[SHORT PROBLEM]: Copy the records below exactly, omitting any pictures they contain.

[GIVEN RECORDS]:
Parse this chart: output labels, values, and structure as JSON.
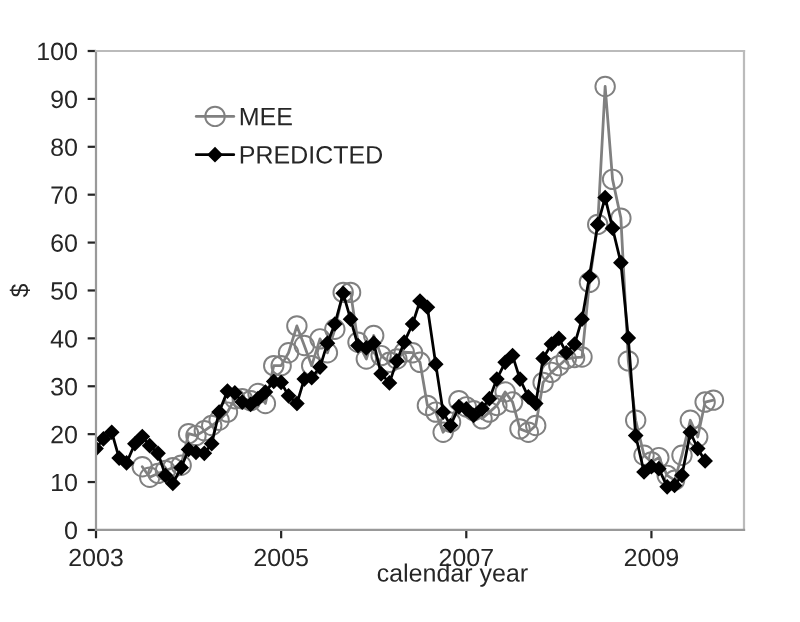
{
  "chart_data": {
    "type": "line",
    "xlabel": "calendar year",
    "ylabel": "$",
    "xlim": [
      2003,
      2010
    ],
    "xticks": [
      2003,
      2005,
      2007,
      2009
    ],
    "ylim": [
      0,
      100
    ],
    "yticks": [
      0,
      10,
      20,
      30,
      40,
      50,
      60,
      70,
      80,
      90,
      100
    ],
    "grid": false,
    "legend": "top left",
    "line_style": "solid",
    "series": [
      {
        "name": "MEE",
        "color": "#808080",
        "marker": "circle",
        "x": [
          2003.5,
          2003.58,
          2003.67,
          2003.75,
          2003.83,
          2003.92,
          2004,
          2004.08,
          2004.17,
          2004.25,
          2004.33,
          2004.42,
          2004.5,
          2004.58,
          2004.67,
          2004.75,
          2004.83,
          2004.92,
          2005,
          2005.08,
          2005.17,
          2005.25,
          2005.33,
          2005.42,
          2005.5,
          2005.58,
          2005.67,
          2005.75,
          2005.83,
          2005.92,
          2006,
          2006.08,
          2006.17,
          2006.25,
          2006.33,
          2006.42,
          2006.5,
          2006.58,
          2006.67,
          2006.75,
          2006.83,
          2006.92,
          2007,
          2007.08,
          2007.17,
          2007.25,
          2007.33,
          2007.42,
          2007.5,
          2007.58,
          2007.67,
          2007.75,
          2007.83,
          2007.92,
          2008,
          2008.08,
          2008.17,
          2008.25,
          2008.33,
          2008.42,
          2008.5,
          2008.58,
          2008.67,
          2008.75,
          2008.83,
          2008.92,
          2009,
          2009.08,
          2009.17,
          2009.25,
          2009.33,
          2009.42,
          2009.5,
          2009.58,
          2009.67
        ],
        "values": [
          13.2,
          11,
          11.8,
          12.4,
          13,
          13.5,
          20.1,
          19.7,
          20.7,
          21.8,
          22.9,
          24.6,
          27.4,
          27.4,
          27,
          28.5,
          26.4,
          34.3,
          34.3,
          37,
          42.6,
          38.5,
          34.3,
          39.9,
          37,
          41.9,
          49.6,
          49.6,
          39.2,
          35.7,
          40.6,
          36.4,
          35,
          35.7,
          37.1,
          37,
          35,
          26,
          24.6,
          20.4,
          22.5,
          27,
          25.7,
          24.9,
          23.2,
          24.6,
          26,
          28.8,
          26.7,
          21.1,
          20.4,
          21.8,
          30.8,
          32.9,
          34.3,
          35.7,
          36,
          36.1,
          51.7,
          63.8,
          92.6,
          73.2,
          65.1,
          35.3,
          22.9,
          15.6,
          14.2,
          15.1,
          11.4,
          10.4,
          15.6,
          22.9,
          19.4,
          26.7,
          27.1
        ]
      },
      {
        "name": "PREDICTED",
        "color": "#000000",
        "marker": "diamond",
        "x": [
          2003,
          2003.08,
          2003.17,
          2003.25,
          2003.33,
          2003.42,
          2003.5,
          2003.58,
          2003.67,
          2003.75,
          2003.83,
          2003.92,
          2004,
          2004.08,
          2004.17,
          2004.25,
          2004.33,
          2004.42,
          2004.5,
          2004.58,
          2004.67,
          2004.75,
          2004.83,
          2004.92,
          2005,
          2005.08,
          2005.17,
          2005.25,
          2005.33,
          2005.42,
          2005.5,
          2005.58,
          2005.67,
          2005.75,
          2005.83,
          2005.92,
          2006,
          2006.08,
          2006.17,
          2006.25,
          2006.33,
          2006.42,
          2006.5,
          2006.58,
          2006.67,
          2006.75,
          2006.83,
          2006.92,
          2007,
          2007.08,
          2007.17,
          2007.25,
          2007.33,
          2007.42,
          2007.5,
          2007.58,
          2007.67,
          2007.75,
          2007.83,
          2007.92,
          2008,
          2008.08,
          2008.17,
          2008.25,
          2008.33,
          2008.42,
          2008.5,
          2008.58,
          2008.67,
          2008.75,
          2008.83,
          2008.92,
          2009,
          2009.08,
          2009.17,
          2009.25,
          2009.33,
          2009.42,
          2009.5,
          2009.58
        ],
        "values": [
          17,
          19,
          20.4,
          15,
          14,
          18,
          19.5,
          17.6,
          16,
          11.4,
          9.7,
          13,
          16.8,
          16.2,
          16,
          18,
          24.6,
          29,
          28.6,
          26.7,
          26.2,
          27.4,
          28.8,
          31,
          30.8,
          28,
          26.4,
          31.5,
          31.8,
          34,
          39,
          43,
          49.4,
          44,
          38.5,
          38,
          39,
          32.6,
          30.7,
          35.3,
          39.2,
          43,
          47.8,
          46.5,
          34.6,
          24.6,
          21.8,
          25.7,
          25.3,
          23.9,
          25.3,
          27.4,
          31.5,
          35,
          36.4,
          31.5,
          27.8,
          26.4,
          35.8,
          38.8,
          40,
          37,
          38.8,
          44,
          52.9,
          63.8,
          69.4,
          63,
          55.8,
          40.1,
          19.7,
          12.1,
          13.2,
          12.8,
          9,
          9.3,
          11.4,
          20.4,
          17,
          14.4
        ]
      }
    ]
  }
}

[ANSWER TO THE TASK]:
Parse this chart: output labels, values, and structure as JSON.
{
  "chart_data": {
    "type": "line",
    "xlabel": "calendar year",
    "ylabel": "$",
    "xlim": [
      2003,
      2010
    ],
    "xticks": [
      2003,
      2005,
      2007,
      2009
    ],
    "ylim": [
      0,
      100
    ],
    "yticks": [
      0,
      10,
      20,
      30,
      40,
      50,
      60,
      70,
      80,
      90,
      100
    ],
    "grid": false,
    "legend": "top left",
    "line_style": "solid",
    "series": [
      {
        "name": "MEE",
        "color": "#808080",
        "marker": "circle",
        "x": [
          2003.5,
          2003.58,
          2003.67,
          2003.75,
          2003.83,
          2003.92,
          2004,
          2004.08,
          2004.17,
          2004.25,
          2004.33,
          2004.42,
          2004.5,
          2004.58,
          2004.67,
          2004.75,
          2004.83,
          2004.92,
          2005,
          2005.08,
          2005.17,
          2005.25,
          2005.33,
          2005.42,
          2005.5,
          2005.58,
          2005.67,
          2005.75,
          2005.83,
          2005.92,
          2006,
          2006.08,
          2006.17,
          2006.25,
          2006.33,
          2006.42,
          2006.5,
          2006.58,
          2006.67,
          2006.75,
          2006.83,
          2006.92,
          2007,
          2007.08,
          2007.17,
          2007.25,
          2007.33,
          2007.42,
          2007.5,
          2007.58,
          2007.67,
          2007.75,
          2007.83,
          2007.92,
          2008,
          2008.08,
          2008.17,
          2008.25,
          2008.33,
          2008.42,
          2008.5,
          2008.58,
          2008.67,
          2008.75,
          2008.83,
          2008.92,
          2009,
          2009.08,
          2009.17,
          2009.25,
          2009.33,
          2009.42,
          2009.5,
          2009.58,
          2009.67
        ],
        "values": [
          13.2,
          11,
          11.8,
          12.4,
          13,
          13.5,
          20.1,
          19.7,
          20.7,
          21.8,
          22.9,
          24.6,
          27.4,
          27.4,
          27,
          28.5,
          26.4,
          34.3,
          34.3,
          37,
          42.6,
          38.5,
          34.3,
          39.9,
          37,
          41.9,
          49.6,
          49.6,
          39.2,
          35.7,
          40.6,
          36.4,
          35,
          35.7,
          37.1,
          37,
          35,
          26,
          24.6,
          20.4,
          22.5,
          27,
          25.7,
          24.9,
          23.2,
          24.6,
          26,
          28.8,
          26.7,
          21.1,
          20.4,
          21.8,
          30.8,
          32.9,
          34.3,
          35.7,
          36,
          36.1,
          51.7,
          63.8,
          92.6,
          73.2,
          65.1,
          35.3,
          22.9,
          15.6,
          14.2,
          15.1,
          11.4,
          10.4,
          15.6,
          22.9,
          19.4,
          26.7,
          27.1
        ]
      },
      {
        "name": "PREDICTED",
        "color": "#000000",
        "marker": "diamond",
        "x": [
          2003,
          2003.08,
          2003.17,
          2003.25,
          2003.33,
          2003.42,
          2003.5,
          2003.58,
          2003.67,
          2003.75,
          2003.83,
          2003.92,
          2004,
          2004.08,
          2004.17,
          2004.25,
          2004.33,
          2004.42,
          2004.5,
          2004.58,
          2004.67,
          2004.75,
          2004.83,
          2004.92,
          2005,
          2005.08,
          2005.17,
          2005.25,
          2005.33,
          2005.42,
          2005.5,
          2005.58,
          2005.67,
          2005.75,
          2005.83,
          2005.92,
          2006,
          2006.08,
          2006.17,
          2006.25,
          2006.33,
          2006.42,
          2006.5,
          2006.58,
          2006.67,
          2006.75,
          2006.83,
          2006.92,
          2007,
          2007.08,
          2007.17,
          2007.25,
          2007.33,
          2007.42,
          2007.5,
          2007.58,
          2007.67,
          2007.75,
          2007.83,
          2007.92,
          2008,
          2008.08,
          2008.17,
          2008.25,
          2008.33,
          2008.42,
          2008.5,
          2008.58,
          2008.67,
          2008.75,
          2008.83,
          2008.92,
          2009,
          2009.08,
          2009.17,
          2009.25,
          2009.33,
          2009.42,
          2009.5,
          2009.58
        ],
        "values": [
          17,
          19,
          20.4,
          15,
          14,
          18,
          19.5,
          17.6,
          16,
          11.4,
          9.7,
          13,
          16.8,
          16.2,
          16,
          18,
          24.6,
          29,
          28.6,
          26.7,
          26.2,
          27.4,
          28.8,
          31,
          30.8,
          28,
          26.4,
          31.5,
          31.8,
          34,
          39,
          43,
          49.4,
          44,
          38.5,
          38,
          39,
          32.6,
          30.7,
          35.3,
          39.2,
          43,
          47.8,
          46.5,
          34.6,
          24.6,
          21.8,
          25.7,
          25.3,
          23.9,
          25.3,
          27.4,
          31.5,
          35,
          36.4,
          31.5,
          27.8,
          26.4,
          35.8,
          38.8,
          40,
          37,
          38.8,
          44,
          52.9,
          63.8,
          69.4,
          63,
          55.8,
          40.1,
          19.7,
          12.1,
          13.2,
          12.8,
          9,
          9.3,
          11.4,
          20.4,
          17,
          14.4
        ]
      }
    ]
  }
}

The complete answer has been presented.